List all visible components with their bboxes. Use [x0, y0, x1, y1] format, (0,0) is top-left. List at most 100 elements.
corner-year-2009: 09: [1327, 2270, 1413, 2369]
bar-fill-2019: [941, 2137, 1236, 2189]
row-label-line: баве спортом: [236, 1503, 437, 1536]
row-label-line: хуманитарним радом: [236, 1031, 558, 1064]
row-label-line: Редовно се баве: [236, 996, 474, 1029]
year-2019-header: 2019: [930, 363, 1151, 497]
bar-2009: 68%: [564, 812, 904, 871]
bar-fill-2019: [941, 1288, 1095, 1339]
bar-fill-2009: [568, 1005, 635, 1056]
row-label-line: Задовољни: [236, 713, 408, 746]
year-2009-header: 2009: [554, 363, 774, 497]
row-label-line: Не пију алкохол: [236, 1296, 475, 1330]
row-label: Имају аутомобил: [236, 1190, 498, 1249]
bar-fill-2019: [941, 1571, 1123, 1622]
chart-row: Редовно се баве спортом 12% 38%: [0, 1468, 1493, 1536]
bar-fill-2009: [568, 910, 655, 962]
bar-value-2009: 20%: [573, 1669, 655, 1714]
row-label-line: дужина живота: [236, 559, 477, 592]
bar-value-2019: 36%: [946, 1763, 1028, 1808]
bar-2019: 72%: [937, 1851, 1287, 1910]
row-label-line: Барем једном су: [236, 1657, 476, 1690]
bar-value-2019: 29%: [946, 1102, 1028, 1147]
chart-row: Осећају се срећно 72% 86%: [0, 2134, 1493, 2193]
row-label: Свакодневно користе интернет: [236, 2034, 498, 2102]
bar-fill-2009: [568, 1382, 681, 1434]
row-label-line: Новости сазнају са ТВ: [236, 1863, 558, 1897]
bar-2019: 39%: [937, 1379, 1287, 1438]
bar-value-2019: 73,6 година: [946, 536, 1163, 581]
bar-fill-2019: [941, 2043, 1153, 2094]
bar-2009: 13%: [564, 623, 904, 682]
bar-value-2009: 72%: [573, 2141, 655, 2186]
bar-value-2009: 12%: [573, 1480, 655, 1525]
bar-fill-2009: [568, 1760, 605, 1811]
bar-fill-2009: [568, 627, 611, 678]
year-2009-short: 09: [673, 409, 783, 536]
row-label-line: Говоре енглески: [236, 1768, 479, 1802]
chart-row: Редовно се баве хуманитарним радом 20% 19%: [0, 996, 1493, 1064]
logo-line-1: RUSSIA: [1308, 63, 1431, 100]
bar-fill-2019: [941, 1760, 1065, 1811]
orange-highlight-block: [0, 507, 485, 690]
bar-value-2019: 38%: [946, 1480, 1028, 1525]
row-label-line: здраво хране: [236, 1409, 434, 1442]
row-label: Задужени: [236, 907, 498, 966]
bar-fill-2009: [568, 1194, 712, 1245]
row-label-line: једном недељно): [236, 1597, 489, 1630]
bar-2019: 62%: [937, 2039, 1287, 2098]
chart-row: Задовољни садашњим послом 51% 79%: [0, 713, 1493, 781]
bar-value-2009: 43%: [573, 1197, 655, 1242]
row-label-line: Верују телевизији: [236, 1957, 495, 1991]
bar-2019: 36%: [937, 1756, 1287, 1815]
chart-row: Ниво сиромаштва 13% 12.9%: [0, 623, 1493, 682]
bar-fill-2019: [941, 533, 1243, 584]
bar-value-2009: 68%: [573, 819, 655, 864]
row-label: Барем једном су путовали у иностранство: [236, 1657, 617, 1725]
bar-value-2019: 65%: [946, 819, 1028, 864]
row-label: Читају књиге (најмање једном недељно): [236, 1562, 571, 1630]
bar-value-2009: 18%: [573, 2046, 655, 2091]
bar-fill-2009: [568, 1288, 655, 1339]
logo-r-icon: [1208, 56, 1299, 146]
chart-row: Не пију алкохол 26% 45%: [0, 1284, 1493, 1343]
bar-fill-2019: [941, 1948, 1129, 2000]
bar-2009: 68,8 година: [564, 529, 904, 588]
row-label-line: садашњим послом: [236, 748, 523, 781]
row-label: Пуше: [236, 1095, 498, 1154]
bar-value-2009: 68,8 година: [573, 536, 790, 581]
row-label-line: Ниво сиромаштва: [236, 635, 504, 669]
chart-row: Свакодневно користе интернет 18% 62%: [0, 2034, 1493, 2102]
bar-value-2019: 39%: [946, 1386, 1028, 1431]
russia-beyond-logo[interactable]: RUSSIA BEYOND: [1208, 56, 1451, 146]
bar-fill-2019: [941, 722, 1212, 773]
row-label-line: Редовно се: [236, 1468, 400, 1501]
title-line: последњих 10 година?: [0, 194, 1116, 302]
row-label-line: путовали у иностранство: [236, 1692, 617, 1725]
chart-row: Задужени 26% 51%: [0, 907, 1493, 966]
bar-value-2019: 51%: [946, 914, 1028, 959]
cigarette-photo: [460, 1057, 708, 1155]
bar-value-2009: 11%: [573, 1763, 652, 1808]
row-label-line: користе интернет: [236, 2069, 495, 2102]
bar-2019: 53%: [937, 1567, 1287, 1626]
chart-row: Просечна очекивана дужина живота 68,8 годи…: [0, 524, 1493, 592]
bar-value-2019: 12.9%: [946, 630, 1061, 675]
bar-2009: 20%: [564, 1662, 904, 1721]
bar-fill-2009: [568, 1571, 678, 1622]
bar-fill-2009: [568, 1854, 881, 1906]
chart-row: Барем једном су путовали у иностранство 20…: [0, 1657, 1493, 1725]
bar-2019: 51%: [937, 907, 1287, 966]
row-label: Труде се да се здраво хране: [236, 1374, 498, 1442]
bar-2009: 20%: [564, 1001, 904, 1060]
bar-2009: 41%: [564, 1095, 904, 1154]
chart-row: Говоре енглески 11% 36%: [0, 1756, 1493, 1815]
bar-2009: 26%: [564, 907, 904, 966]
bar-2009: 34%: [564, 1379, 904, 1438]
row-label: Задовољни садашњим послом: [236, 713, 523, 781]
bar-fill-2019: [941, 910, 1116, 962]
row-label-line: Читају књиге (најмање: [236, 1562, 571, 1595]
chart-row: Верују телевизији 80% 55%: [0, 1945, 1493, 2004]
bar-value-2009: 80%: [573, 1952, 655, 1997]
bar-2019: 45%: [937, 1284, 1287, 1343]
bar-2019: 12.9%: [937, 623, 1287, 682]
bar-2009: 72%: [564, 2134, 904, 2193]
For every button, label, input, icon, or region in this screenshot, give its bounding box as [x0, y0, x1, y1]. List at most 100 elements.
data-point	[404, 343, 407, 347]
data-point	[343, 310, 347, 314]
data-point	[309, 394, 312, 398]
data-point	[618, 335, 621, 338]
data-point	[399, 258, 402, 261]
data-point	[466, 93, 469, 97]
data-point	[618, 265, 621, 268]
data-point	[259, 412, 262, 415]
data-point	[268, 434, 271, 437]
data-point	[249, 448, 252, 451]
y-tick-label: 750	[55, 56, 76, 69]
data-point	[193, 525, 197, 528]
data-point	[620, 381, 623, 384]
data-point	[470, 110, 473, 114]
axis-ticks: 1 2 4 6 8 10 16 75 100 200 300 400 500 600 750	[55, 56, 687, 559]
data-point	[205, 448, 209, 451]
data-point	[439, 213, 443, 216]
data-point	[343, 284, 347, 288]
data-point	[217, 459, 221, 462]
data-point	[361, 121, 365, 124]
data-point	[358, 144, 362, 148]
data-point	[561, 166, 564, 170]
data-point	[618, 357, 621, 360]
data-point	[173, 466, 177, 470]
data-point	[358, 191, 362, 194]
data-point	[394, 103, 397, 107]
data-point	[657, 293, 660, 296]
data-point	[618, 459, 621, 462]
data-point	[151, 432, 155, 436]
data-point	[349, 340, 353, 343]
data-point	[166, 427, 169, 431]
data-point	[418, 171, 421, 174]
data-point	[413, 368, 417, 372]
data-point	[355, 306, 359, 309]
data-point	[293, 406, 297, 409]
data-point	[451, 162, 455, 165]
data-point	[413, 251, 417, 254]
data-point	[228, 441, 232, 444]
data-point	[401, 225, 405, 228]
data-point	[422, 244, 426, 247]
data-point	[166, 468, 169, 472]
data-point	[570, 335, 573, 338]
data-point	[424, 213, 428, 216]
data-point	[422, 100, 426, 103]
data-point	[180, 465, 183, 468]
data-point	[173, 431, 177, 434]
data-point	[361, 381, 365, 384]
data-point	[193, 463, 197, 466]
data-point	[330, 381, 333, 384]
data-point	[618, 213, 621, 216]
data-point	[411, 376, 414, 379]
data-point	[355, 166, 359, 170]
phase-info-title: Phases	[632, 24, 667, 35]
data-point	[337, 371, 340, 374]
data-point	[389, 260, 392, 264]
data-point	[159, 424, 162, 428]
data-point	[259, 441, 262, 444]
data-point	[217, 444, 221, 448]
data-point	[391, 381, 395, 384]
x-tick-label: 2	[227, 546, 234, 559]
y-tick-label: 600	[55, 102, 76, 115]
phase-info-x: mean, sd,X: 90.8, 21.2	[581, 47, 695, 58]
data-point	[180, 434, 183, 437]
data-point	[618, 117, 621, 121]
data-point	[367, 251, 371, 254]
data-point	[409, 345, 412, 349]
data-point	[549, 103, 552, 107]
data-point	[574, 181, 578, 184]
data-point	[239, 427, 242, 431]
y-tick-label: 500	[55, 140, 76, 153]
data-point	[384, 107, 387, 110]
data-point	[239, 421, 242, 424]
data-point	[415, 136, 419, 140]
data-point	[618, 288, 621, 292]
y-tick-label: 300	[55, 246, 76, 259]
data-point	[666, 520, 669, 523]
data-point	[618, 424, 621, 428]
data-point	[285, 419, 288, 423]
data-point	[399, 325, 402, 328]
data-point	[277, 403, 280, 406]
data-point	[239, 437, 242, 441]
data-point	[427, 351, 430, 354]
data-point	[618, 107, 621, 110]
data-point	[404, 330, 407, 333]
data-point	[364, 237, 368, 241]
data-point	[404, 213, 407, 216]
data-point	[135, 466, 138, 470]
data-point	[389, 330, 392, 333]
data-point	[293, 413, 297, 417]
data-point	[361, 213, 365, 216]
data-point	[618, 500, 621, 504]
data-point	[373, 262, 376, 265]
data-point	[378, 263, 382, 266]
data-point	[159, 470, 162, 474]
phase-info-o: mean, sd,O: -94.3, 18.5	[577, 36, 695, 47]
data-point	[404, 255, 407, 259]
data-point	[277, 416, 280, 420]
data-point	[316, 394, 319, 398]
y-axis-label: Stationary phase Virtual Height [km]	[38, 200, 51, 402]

- Set exercise
Rewrite the lines above as a numbered list, from the first line of the records through the line containing "logo-line-1: RUSSIA: [1308, 63, 1431, 100]", both included, and leave out any blank lines.

- Result of the task
1. List all visible components with their bboxes. Use [x0, y0, x1, y1] format, (0,0) is top-left. List at most 100 elements.
2. corner-year-2009: 09: [1327, 2270, 1413, 2369]
3. bar-fill-2019: [941, 2137, 1236, 2189]
4. row-label-line: баве спортом: [236, 1503, 437, 1536]
5. row-label-line: хуманитарним радом: [236, 1031, 558, 1064]
6. row-label-line: Редовно се баве: [236, 996, 474, 1029]
7. year-2019-header: 2019: [930, 363, 1151, 497]
8. bar-2009: 68%: [564, 812, 904, 871]
9. bar-fill-2019: [941, 1288, 1095, 1339]
10. bar-fill-2009: [568, 1005, 635, 1056]
11. row-label-line: Задовољни: [236, 713, 408, 746]
12. year-2009-header: 2009: [554, 363, 774, 497]
13. row-label-line: Не пију алкохол: [236, 1296, 475, 1330]
14. row-label: Имају аутомобил: [236, 1190, 498, 1249]
15. bar-fill-2019: [941, 1571, 1123, 1622]
16. chart-row: Редовно се баве спортом 12% 38%: [0, 1468, 1493, 1536]
17. bar-fill-2009: [568, 910, 655, 962]
18. bar-value-2009: 20%: [573, 1669, 655, 1714]
19. row-label-line: дужина живота: [236, 559, 477, 592]
20. bar-value-2019: 36%: [946, 1763, 1028, 1808]
21. bar-2019: 72%: [937, 1851, 1287, 1910]
22. row-label-line: Барем једном су: [236, 1657, 476, 1690]
23. bar-value-2019: 29%: [946, 1102, 1028, 1147]
24. chart-row: Осећају се срећно 72% 86%: [0, 2134, 1493, 2193]
25. row-label: Свакодневно користе интернет: [236, 2034, 498, 2102]
26. bar-fill-2009: [568, 1382, 681, 1434]
27. row-label-line: Новости сазнају са ТВ: [236, 1863, 558, 1897]
28. bar-2019: 39%: [937, 1379, 1287, 1438]
29. bar-value-2019: 73,6 година: [946, 536, 1163, 581]
30. bar-fill-2019: [941, 2043, 1153, 2094]
31. bar-2009: 13%: [564, 623, 904, 682]
32. bar-value-2009: 72%: [573, 2141, 655, 2186]
33. bar-value-2009: 12%: [573, 1480, 655, 1525]
34. bar-fill-2009: [568, 1760, 605, 1811]
35. bar-fill-2009: [568, 627, 611, 678]
36. year-2009-short: 09: [673, 409, 783, 536]
37. row-label-line: Говоре енглески: [236, 1768, 479, 1802]
38. chart-row: Редовно се баве хуманитарним радом 20% 19%: [0, 996, 1493, 1064]
39. logo-line-1: RUSSIA: [1308, 63, 1431, 100]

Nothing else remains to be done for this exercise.